*Requirements*: Format the part of the listing that runs from its first line through the line containing "979, 2568, 994]" as a numbered list, leaving out blank lines.

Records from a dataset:
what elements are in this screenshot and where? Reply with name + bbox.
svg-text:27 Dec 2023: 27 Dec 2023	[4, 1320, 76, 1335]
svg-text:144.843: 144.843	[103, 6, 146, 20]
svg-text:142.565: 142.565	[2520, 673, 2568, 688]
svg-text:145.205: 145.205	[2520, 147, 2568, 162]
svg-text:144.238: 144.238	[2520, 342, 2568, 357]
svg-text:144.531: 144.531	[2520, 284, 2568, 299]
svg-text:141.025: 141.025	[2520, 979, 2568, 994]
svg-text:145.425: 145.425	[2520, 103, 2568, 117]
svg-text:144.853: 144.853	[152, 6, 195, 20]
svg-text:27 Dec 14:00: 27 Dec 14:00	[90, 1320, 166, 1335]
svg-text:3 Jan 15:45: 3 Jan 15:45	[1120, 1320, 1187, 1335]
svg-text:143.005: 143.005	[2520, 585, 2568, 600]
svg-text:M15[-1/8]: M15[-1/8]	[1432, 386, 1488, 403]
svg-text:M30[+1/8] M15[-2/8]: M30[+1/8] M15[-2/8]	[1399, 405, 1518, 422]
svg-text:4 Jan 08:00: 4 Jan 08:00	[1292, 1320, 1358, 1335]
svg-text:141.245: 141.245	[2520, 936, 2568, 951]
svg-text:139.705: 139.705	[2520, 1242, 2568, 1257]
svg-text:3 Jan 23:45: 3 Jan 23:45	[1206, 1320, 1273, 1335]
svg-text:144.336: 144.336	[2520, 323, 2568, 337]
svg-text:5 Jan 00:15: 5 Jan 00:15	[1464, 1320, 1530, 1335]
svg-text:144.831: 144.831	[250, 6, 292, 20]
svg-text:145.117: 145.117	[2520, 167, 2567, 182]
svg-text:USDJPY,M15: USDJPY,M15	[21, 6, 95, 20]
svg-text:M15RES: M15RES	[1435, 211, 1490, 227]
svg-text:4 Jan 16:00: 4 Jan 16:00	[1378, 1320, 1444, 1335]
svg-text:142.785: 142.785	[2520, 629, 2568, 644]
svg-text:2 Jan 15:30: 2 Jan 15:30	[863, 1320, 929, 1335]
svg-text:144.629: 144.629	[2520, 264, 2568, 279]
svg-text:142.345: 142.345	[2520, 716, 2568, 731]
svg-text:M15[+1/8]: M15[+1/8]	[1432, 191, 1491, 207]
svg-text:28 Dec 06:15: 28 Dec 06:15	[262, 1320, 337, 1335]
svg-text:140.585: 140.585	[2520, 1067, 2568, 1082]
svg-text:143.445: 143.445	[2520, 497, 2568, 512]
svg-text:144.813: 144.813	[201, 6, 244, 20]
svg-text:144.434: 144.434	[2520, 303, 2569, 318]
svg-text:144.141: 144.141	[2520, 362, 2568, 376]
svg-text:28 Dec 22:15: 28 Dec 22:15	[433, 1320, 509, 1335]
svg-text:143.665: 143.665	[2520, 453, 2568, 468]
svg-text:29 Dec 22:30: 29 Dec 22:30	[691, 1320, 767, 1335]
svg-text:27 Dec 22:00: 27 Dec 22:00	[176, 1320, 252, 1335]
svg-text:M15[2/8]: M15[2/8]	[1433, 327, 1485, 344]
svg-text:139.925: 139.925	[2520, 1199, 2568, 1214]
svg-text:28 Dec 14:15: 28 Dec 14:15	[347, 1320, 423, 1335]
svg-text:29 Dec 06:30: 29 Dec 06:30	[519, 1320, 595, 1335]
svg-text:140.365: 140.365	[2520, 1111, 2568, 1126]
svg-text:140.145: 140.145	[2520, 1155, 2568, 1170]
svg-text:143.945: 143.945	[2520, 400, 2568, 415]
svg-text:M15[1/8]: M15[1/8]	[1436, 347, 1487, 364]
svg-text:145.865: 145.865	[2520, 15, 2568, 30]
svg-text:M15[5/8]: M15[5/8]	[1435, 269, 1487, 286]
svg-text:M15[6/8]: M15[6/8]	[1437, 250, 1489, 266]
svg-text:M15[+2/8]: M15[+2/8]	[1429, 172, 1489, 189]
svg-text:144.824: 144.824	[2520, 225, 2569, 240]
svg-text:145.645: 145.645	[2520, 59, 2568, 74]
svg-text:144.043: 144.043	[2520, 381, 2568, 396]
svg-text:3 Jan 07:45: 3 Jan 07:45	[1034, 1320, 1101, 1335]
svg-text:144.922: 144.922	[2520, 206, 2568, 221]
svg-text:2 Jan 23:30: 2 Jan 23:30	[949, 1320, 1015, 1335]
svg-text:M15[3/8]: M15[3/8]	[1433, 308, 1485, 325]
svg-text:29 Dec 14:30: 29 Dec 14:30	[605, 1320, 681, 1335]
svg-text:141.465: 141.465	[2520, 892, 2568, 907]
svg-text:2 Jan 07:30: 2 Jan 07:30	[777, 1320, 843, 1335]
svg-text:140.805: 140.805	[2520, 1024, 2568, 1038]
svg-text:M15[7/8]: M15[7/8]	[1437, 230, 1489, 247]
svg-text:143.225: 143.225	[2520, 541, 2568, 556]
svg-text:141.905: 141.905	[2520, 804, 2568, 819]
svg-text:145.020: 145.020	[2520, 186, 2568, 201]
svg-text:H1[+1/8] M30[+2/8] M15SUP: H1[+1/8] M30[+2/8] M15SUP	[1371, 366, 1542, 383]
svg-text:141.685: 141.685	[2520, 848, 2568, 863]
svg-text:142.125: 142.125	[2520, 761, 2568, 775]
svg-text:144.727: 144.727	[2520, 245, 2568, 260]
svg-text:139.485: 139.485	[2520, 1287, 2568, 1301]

*Written reply*:
1. what elements are in this screenshot and where? Reply with name + bbox.
2. svg-text:27 Dec 2023: 27 Dec 2023	[4, 1320, 76, 1335]
3. svg-text:144.843: 144.843	[103, 6, 146, 20]
4. svg-text:142.565: 142.565	[2520, 673, 2568, 688]
5. svg-text:145.205: 145.205	[2520, 147, 2568, 162]
6. svg-text:144.238: 144.238	[2520, 342, 2568, 357]
7. svg-text:144.531: 144.531	[2520, 284, 2568, 299]
8. svg-text:141.025: 141.025	[2520, 979, 2568, 994]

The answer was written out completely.